* **Objective**: Extract every line below that contains the word "text".

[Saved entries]

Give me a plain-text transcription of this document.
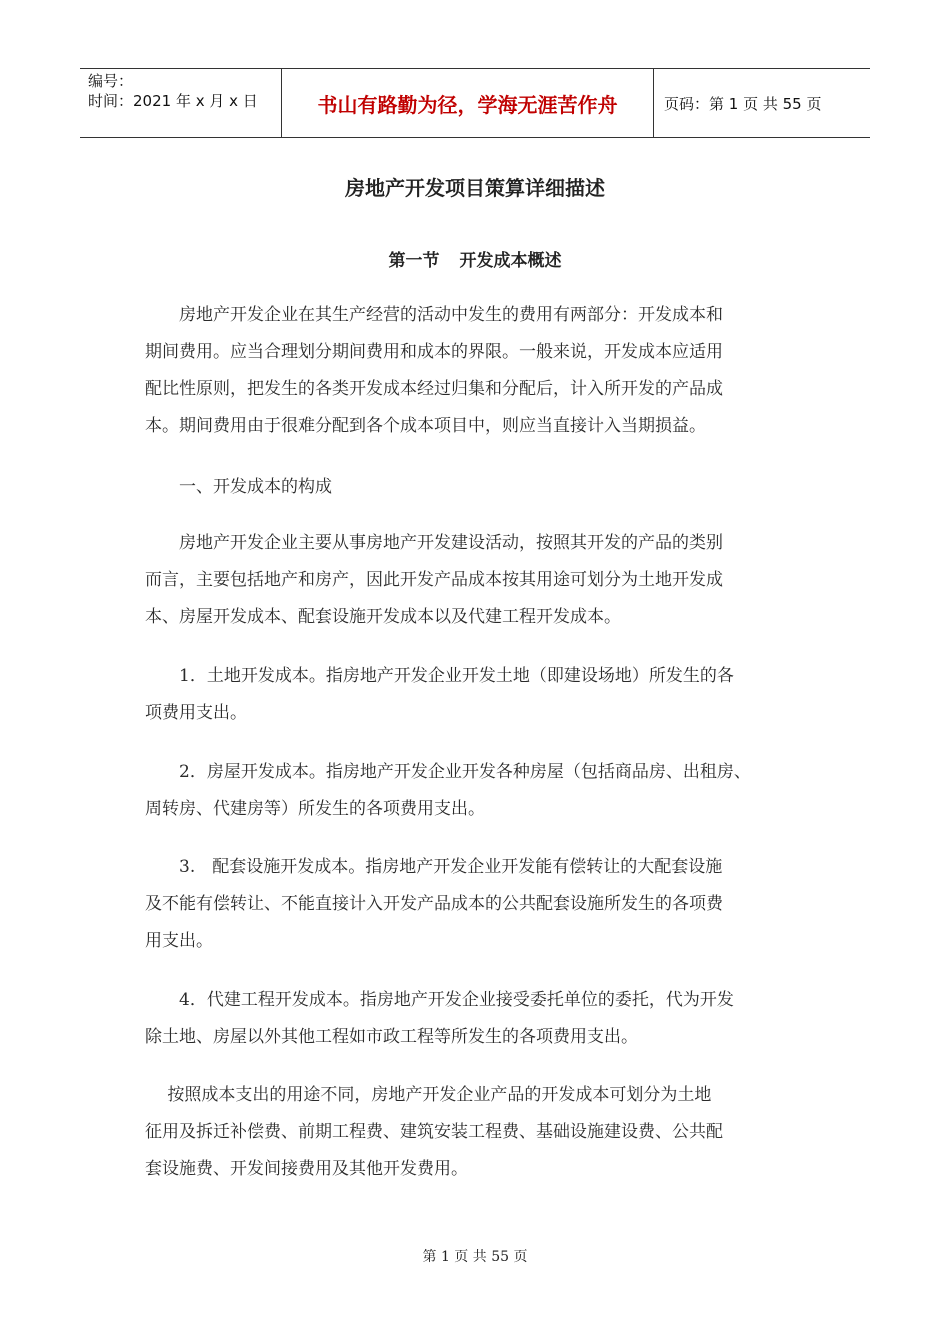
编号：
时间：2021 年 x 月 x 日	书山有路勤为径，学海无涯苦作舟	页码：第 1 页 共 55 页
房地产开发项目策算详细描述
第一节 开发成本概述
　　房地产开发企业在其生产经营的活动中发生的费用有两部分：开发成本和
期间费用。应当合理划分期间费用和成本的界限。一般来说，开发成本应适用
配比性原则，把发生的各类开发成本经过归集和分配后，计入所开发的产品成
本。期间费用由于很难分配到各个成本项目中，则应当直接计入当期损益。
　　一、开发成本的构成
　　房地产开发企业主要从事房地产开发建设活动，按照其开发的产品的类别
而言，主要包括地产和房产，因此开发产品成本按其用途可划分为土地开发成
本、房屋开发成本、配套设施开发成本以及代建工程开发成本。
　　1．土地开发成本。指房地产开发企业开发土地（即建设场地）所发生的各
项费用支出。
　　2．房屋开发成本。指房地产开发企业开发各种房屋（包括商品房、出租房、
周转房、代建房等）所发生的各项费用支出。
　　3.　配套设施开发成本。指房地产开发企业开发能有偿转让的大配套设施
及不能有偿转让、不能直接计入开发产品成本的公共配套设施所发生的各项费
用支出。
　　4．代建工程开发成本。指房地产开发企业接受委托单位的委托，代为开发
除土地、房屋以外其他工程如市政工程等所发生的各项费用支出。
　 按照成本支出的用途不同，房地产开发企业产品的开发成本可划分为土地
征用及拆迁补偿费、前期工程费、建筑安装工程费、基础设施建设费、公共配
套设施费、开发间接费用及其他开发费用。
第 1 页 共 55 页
...
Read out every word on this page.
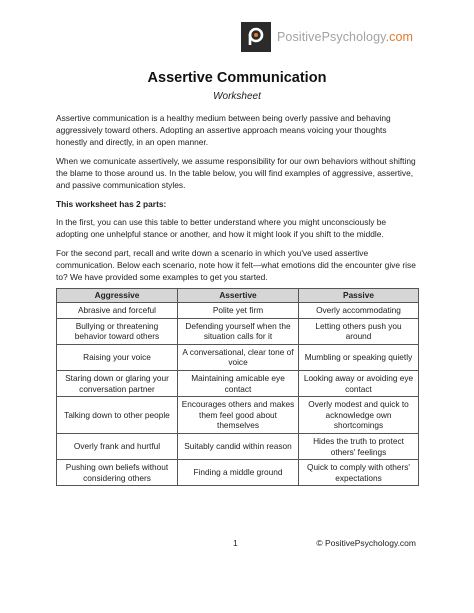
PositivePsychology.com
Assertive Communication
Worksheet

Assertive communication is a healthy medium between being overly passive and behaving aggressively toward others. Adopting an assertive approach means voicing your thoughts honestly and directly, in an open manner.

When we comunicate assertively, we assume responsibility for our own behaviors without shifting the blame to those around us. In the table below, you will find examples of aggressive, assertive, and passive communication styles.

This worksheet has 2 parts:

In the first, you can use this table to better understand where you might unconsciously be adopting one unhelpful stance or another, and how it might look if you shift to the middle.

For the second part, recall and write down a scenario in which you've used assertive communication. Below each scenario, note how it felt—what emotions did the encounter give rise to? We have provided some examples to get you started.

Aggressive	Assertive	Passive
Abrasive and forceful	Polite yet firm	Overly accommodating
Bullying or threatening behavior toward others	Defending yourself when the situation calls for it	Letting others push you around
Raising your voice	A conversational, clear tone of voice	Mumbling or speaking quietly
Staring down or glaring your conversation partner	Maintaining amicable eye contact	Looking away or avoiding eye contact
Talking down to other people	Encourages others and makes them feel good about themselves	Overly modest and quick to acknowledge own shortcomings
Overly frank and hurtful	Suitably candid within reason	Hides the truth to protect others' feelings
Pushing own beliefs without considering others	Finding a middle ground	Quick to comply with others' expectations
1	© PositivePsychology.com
==
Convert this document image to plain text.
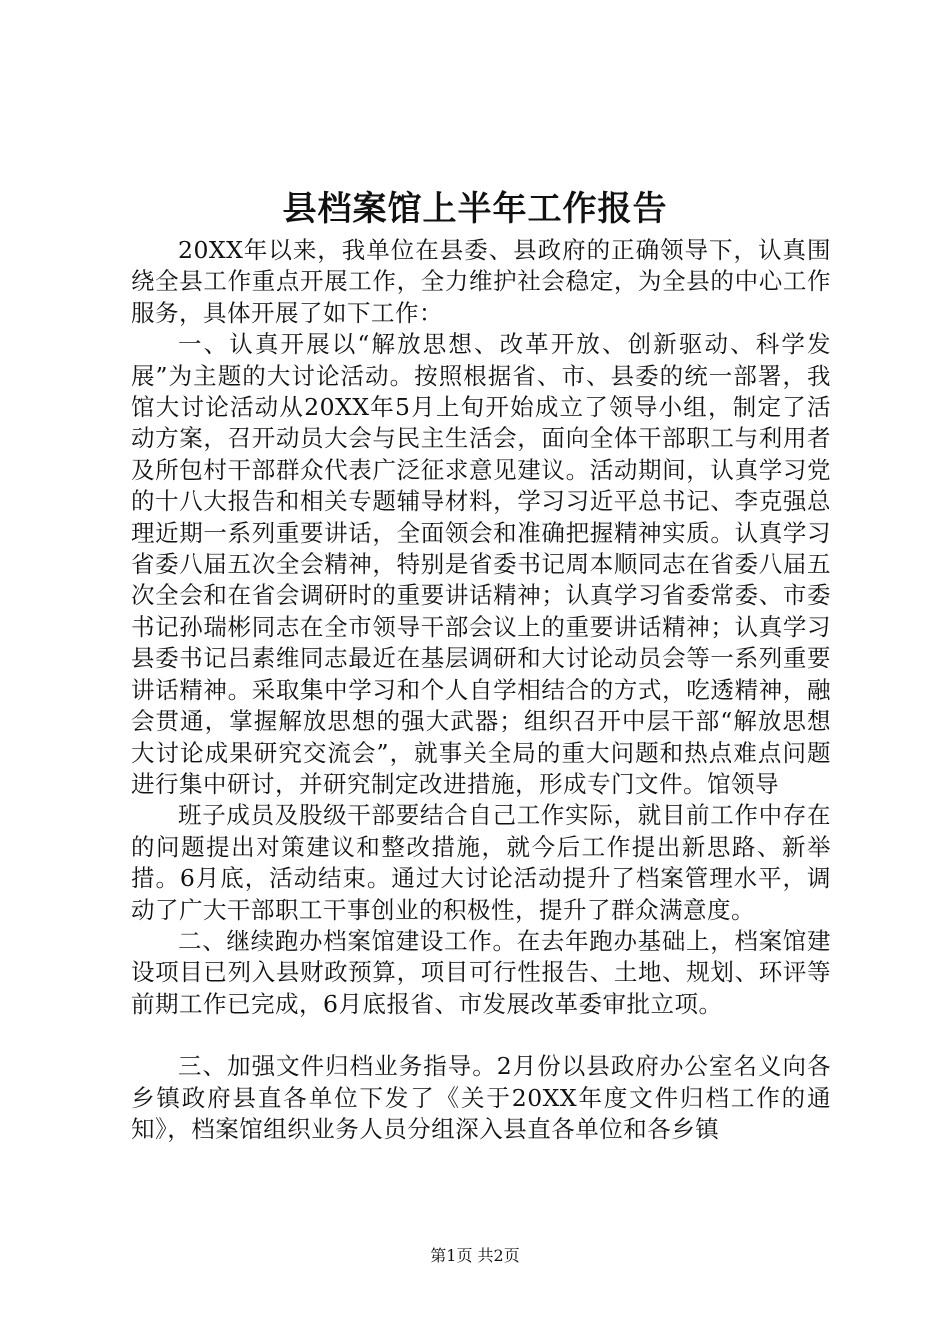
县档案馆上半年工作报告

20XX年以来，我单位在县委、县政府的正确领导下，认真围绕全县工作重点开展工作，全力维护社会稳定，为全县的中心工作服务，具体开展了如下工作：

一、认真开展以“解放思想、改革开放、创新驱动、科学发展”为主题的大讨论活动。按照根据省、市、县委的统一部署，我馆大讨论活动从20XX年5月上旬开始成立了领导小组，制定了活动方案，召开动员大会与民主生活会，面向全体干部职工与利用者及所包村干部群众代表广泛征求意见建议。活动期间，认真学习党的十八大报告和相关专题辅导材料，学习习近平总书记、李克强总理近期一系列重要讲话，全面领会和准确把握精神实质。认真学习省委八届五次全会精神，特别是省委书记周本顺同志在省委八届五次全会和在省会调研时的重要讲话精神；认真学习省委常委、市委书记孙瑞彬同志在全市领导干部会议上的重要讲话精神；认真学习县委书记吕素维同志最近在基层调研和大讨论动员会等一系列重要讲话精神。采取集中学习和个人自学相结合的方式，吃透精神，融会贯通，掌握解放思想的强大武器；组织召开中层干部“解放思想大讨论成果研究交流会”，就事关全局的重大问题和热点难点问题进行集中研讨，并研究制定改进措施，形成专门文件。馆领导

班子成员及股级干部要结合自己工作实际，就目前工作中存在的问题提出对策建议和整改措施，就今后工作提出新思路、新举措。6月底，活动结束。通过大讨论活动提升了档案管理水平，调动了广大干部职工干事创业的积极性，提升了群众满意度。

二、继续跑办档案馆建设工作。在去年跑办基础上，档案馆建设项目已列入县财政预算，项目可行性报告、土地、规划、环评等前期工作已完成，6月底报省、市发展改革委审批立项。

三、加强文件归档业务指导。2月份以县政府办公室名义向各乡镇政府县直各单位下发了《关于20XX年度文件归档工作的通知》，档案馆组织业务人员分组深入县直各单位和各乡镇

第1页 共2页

* **Task response**:
Give me a plain-text transcription of this document.
Convert this document image to plain text.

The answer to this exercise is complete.